• Your objective
Please copy out the records below, replacing "Reset Password" with "Change Password" wherever it appears and leaving everything else unchanged.

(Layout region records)
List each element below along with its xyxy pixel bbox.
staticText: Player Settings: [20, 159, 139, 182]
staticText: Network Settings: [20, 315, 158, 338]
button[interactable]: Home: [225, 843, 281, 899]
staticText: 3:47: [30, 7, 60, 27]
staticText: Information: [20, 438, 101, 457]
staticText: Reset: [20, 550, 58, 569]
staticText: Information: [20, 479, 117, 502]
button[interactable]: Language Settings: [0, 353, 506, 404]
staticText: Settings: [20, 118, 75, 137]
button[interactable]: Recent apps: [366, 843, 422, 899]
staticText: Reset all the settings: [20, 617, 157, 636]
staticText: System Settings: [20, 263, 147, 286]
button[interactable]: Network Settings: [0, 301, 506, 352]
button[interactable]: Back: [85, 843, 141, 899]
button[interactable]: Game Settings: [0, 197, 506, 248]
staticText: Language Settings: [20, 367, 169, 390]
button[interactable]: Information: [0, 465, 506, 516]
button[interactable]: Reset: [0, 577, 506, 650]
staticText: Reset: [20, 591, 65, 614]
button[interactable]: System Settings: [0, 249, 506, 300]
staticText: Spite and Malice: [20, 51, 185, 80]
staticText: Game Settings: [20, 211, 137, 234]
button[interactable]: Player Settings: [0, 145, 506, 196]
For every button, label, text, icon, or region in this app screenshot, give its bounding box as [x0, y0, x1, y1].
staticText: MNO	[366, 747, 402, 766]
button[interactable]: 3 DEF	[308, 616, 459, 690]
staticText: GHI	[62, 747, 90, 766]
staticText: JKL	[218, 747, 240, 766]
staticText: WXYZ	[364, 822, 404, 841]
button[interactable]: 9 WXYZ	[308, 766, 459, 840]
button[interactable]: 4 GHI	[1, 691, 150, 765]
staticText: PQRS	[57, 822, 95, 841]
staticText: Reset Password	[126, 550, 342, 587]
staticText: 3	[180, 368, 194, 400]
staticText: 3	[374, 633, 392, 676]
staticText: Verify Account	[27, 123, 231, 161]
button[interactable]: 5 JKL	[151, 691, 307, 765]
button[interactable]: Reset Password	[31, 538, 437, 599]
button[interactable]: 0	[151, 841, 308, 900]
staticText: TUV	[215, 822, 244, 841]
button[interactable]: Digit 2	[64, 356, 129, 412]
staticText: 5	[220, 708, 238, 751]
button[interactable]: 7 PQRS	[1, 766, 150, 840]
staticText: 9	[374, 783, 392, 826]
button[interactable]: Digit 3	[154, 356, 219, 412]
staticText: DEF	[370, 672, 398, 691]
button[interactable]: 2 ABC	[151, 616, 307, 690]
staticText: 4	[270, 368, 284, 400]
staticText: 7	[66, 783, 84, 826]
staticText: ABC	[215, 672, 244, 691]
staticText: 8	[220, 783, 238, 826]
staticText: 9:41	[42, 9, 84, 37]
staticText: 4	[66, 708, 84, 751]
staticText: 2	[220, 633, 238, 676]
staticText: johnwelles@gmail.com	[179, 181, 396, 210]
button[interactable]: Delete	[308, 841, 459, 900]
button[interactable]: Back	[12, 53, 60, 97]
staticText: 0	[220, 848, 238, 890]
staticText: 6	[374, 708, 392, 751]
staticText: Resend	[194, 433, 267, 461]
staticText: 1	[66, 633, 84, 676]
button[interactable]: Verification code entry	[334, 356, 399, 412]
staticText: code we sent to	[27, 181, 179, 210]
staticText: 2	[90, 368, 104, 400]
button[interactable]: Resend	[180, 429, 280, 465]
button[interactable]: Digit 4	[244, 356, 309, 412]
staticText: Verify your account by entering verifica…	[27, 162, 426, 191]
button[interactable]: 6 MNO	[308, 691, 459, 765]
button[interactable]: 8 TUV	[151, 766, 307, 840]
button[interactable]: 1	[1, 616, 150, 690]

• Written reply
List each element below along with its xyxy pixel bbox.
staticText: Player Settings: [20, 159, 139, 182]
staticText: Network Settings: [20, 315, 158, 338]
button[interactable]: Home: [225, 843, 281, 899]
staticText: 3:47: [30, 7, 60, 27]
staticText: Information: [20, 438, 101, 457]
staticText: Reset: [20, 550, 58, 569]
staticText: Information: [20, 479, 117, 502]
button[interactable]: Language Settings: [0, 353, 506, 404]
staticText: Settings: [20, 118, 75, 137]
button[interactable]: Recent apps: [366, 843, 422, 899]
staticText: Reset all the settings: [20, 617, 157, 636]
staticText: System Settings: [20, 263, 147, 286]
button[interactable]: Network Settings: [0, 301, 506, 352]
button[interactable]: Back: [85, 843, 141, 899]
button[interactable]: Game Settings: [0, 197, 506, 248]
staticText: Language Settings: [20, 367, 169, 390]
button[interactable]: Information: [0, 465, 506, 516]
button[interactable]: Reset: [0, 577, 506, 650]
staticText: Reset: [20, 591, 65, 614]
button[interactable]: System Settings: [0, 249, 506, 300]
staticText: Spite and Malice: [20, 51, 185, 80]
staticText: Game Settings: [20, 211, 137, 234]
button[interactable]: Player Settings: [0, 145, 506, 196]
For every button, label, text, icon, or region in this app screenshot, give its bounding box as [x0, y0, x1, y1].
staticText: MNO	[366, 747, 402, 766]
button[interactable]: 3 DEF	[308, 616, 459, 690]
staticText: GHI	[62, 747, 90, 766]
staticText: JKL	[218, 747, 240, 766]
staticText: WXYZ	[364, 822, 404, 841]
button[interactable]: 9 WXYZ	[308, 766, 459, 840]
button[interactable]: 4 GHI	[1, 691, 150, 765]
staticText: PQRS	[57, 822, 95, 841]
staticText: Change Password	[126, 550, 342, 587]
staticText: 3	[180, 368, 194, 400]
staticText: 3	[374, 633, 392, 676]
staticText: Verify Account	[27, 123, 231, 161]
button[interactable]: 5 JKL	[151, 691, 307, 765]
button[interactable]: Change Password	[31, 538, 437, 599]
button[interactable]: 0	[151, 841, 308, 900]
staticText: TUV	[215, 822, 244, 841]
button[interactable]: Digit 2	[64, 356, 129, 412]
staticText: 5	[220, 708, 238, 751]
button[interactable]: 7 PQRS	[1, 766, 150, 840]
staticText: 9	[374, 783, 392, 826]
button[interactable]: Digit 3	[154, 356, 219, 412]
staticText: DEF	[370, 672, 398, 691]
button[interactable]: 2 ABC	[151, 616, 307, 690]
staticText: 4	[270, 368, 284, 400]
staticText: 7	[66, 783, 84, 826]
staticText: ABC	[215, 672, 244, 691]
staticText: 8	[220, 783, 238, 826]
staticText: 9:41	[42, 9, 84, 37]
staticText: 4	[66, 708, 84, 751]
staticText: 2	[220, 633, 238, 676]
staticText: johnwelles@gmail.com	[179, 181, 396, 210]
button[interactable]: Delete	[308, 841, 459, 900]
button[interactable]: Back	[12, 53, 60, 97]
staticText: 0	[220, 848, 238, 890]
staticText: 6	[374, 708, 392, 751]
staticText: Resend	[194, 433, 267, 461]
staticText: 1	[66, 633, 84, 676]
button[interactable]: Verification code entry	[334, 356, 399, 412]
staticText: code we sent to	[27, 181, 179, 210]
staticText: 2	[90, 368, 104, 400]
button[interactable]: Resend	[180, 429, 280, 465]
button[interactable]: Digit 4	[244, 356, 309, 412]
staticText: Verify your account by entering verifica…	[27, 162, 426, 191]
button[interactable]: 6 MNO	[308, 691, 459, 765]
button[interactable]: 8 TUV	[151, 766, 307, 840]
button[interactable]: 1	[1, 616, 150, 690]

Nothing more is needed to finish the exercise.